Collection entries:
☆ ☆ ☆ ☆ ☆

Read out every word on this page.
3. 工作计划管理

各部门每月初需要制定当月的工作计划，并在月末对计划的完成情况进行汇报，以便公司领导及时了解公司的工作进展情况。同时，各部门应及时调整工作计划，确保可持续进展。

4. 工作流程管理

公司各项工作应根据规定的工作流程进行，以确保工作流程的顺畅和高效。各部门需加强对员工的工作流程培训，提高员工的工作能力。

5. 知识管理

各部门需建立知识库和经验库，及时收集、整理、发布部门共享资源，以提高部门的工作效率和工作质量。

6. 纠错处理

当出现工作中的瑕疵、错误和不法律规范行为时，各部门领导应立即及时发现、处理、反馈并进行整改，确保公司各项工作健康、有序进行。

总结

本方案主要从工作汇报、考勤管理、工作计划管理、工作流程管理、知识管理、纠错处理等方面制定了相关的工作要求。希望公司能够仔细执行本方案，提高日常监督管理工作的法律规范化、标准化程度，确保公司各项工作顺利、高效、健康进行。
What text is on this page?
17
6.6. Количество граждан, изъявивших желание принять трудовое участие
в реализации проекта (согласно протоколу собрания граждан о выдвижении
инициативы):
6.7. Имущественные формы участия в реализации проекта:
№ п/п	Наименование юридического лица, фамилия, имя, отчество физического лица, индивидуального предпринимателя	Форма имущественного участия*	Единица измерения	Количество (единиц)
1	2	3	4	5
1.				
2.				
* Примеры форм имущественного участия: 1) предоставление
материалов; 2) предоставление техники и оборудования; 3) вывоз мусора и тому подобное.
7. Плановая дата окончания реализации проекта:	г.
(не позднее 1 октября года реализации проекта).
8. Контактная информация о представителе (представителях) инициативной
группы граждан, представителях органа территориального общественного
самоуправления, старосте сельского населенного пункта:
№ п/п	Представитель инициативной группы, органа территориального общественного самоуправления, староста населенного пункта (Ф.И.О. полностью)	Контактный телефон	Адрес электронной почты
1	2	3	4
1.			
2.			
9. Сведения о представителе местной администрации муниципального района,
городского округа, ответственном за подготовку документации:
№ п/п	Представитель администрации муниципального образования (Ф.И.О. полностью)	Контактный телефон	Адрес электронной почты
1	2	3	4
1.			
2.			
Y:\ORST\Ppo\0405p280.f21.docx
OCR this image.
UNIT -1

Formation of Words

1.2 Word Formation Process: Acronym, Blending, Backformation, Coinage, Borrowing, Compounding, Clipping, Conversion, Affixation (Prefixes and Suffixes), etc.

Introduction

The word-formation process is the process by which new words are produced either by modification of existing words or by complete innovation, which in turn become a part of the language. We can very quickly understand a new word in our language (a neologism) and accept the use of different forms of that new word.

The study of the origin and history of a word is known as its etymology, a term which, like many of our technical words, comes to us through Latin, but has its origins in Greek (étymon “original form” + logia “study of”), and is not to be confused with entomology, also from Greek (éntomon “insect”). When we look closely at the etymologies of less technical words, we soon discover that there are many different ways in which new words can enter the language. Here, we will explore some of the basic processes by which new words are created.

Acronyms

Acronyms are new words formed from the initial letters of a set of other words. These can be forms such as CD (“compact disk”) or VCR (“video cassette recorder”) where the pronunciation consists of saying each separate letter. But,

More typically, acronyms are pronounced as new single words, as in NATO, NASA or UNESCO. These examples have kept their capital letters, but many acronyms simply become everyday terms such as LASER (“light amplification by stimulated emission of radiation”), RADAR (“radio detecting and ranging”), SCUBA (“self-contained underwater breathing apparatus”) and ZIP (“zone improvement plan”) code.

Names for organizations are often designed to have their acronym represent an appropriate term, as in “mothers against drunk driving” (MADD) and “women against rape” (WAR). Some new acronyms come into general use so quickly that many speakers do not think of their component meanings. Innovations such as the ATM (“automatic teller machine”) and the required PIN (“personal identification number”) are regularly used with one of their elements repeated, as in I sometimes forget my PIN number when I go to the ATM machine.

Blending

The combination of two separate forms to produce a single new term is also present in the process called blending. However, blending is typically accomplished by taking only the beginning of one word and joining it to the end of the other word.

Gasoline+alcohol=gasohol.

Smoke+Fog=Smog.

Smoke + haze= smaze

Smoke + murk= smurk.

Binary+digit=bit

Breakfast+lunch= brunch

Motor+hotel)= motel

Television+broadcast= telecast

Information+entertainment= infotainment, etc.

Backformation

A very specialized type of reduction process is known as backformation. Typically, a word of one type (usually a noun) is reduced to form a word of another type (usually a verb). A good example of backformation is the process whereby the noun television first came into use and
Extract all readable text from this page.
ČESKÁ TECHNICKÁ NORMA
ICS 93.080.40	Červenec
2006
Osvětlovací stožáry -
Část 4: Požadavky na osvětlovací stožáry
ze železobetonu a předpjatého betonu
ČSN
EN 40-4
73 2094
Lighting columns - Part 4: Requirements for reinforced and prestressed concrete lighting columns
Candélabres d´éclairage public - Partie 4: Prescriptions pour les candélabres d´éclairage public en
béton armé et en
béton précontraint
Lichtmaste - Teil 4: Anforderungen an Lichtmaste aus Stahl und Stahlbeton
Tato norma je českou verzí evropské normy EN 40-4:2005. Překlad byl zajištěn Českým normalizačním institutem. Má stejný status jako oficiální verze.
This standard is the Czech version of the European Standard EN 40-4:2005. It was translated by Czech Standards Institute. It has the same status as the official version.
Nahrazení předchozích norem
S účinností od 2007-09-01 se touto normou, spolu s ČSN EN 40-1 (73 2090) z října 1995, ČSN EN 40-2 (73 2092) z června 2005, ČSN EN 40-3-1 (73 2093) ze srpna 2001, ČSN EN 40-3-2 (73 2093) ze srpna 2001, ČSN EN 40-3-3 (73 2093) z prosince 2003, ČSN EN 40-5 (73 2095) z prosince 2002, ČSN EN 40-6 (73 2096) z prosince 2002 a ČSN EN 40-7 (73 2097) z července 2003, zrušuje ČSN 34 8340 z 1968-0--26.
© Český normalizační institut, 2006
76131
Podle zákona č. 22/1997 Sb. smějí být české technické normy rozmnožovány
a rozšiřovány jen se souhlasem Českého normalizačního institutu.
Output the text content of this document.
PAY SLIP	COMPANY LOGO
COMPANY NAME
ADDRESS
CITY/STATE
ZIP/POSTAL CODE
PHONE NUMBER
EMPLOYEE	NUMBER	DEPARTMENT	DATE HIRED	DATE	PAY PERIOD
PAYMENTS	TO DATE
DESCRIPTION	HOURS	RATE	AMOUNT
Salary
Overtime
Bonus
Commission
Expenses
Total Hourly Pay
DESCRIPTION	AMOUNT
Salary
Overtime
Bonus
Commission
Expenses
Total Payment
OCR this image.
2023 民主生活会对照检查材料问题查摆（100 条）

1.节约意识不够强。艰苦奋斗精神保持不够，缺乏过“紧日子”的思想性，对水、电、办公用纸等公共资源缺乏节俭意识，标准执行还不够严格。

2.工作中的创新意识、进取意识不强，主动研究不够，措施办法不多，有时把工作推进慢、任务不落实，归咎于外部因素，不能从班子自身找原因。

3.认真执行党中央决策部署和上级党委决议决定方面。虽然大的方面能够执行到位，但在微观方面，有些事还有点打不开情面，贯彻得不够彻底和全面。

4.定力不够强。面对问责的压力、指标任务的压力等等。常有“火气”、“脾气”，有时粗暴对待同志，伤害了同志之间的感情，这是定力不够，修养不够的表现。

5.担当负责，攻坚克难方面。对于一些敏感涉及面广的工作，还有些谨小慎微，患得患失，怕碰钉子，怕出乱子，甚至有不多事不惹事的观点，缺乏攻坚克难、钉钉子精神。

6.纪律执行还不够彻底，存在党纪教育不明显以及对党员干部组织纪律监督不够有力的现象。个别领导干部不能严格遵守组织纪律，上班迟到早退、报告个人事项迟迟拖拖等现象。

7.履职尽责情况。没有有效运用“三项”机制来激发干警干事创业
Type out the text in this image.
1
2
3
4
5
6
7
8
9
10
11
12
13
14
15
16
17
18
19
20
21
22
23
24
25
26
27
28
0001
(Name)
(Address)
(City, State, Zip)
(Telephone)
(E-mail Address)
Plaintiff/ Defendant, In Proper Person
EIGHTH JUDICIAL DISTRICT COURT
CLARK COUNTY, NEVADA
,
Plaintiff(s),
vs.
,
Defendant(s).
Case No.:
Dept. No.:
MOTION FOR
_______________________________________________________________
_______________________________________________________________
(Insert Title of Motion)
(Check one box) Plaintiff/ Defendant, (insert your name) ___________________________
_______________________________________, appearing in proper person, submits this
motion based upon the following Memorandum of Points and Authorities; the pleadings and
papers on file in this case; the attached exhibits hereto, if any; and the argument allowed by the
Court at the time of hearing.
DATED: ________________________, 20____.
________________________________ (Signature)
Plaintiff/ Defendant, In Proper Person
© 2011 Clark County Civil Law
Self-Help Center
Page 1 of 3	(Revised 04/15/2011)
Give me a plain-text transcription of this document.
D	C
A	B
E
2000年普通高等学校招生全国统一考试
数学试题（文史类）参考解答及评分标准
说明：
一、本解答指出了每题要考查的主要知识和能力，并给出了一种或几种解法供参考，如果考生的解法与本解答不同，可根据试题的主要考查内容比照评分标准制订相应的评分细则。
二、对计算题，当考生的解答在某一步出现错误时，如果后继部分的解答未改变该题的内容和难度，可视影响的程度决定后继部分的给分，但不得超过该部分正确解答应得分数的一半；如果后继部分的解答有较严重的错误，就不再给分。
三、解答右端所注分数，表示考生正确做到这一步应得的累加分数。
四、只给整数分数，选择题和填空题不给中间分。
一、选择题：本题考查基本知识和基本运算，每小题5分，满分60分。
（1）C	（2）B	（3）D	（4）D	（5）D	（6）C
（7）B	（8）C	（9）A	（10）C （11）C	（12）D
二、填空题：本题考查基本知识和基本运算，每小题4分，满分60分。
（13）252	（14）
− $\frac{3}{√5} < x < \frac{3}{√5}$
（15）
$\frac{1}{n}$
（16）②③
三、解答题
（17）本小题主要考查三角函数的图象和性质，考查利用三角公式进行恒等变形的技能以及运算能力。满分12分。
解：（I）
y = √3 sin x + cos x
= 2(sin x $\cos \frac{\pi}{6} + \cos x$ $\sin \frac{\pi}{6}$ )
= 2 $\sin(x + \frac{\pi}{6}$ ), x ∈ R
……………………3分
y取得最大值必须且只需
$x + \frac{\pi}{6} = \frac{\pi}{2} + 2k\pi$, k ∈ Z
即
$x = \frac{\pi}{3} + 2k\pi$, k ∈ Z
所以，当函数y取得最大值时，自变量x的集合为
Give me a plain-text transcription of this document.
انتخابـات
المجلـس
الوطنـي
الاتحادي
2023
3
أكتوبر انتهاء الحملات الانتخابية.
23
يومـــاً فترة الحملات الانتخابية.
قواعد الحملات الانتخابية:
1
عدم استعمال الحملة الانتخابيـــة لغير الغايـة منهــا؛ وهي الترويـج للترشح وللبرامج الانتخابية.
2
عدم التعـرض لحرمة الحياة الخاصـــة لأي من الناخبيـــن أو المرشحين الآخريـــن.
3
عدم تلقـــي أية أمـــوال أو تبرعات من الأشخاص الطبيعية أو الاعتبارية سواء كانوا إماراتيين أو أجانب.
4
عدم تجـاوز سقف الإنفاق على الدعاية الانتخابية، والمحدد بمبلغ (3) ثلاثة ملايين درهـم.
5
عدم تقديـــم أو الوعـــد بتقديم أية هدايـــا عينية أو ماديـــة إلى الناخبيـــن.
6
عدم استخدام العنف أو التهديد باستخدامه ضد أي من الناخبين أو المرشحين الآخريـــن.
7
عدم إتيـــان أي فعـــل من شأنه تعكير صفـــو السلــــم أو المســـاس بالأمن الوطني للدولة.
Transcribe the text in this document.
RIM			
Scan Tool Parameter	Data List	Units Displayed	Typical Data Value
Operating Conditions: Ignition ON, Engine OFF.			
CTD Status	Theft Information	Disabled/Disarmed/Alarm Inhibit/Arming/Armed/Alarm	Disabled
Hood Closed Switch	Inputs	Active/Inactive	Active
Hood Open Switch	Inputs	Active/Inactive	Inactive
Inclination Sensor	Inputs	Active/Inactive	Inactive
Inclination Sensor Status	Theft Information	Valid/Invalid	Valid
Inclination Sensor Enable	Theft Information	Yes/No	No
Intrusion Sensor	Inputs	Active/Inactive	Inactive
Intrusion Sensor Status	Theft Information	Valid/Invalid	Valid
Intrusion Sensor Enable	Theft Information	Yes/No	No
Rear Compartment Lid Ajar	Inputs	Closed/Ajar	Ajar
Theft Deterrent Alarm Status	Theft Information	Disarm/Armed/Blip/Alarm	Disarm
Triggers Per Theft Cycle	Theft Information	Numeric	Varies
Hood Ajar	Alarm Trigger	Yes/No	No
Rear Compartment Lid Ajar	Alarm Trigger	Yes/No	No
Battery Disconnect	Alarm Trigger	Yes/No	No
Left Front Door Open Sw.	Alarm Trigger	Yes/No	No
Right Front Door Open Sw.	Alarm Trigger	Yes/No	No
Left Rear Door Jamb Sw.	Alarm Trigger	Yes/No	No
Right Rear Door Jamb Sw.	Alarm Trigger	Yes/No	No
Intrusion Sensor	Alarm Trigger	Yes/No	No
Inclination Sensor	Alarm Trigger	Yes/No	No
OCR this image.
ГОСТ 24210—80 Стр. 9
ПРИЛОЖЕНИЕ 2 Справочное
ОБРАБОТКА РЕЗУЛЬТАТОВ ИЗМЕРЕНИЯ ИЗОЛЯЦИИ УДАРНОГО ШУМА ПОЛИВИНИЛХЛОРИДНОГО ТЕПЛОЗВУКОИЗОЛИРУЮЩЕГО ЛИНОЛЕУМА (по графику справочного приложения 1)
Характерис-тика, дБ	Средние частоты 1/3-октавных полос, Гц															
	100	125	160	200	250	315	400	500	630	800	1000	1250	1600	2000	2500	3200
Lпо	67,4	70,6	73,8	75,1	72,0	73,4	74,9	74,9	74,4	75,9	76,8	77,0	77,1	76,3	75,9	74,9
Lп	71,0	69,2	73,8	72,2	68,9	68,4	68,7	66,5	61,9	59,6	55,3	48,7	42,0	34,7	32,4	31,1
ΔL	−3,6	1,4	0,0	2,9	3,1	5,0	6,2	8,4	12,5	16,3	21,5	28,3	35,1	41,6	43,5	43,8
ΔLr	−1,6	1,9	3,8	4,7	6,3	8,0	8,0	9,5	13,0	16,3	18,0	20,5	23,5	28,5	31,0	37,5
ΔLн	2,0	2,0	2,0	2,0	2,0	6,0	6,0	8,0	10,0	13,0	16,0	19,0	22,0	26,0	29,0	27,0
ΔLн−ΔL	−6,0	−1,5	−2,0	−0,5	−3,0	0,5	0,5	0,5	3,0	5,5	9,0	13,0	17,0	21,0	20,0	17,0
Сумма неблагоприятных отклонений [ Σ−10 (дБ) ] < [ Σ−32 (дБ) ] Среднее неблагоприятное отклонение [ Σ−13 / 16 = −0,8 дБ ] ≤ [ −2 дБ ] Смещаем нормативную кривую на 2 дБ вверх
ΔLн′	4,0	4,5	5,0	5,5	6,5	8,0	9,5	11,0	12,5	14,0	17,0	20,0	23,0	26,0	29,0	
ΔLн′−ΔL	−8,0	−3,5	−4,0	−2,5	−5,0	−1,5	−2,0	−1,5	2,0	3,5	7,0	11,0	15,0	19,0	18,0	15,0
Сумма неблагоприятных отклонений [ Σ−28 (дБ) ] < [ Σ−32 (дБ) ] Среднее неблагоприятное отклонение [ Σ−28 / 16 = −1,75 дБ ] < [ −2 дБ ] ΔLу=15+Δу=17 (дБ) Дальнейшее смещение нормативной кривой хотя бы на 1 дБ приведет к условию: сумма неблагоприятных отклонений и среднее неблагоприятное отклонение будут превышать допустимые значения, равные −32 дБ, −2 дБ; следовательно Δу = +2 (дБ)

☆ ☆ ☆ ☆ ☆

DIRECTIVE:
Locate the word "общественного" in the records and collect each line it appears in.

FINAL ANSWER:
группы граждан, представителях органа территориального общественного
№ п/п	Представитель инициативной группы, органа территориального общественного самоуправления, староста населенного пункта (Ф.И.О. полностью)	Контактный телефон	Адрес электронной почты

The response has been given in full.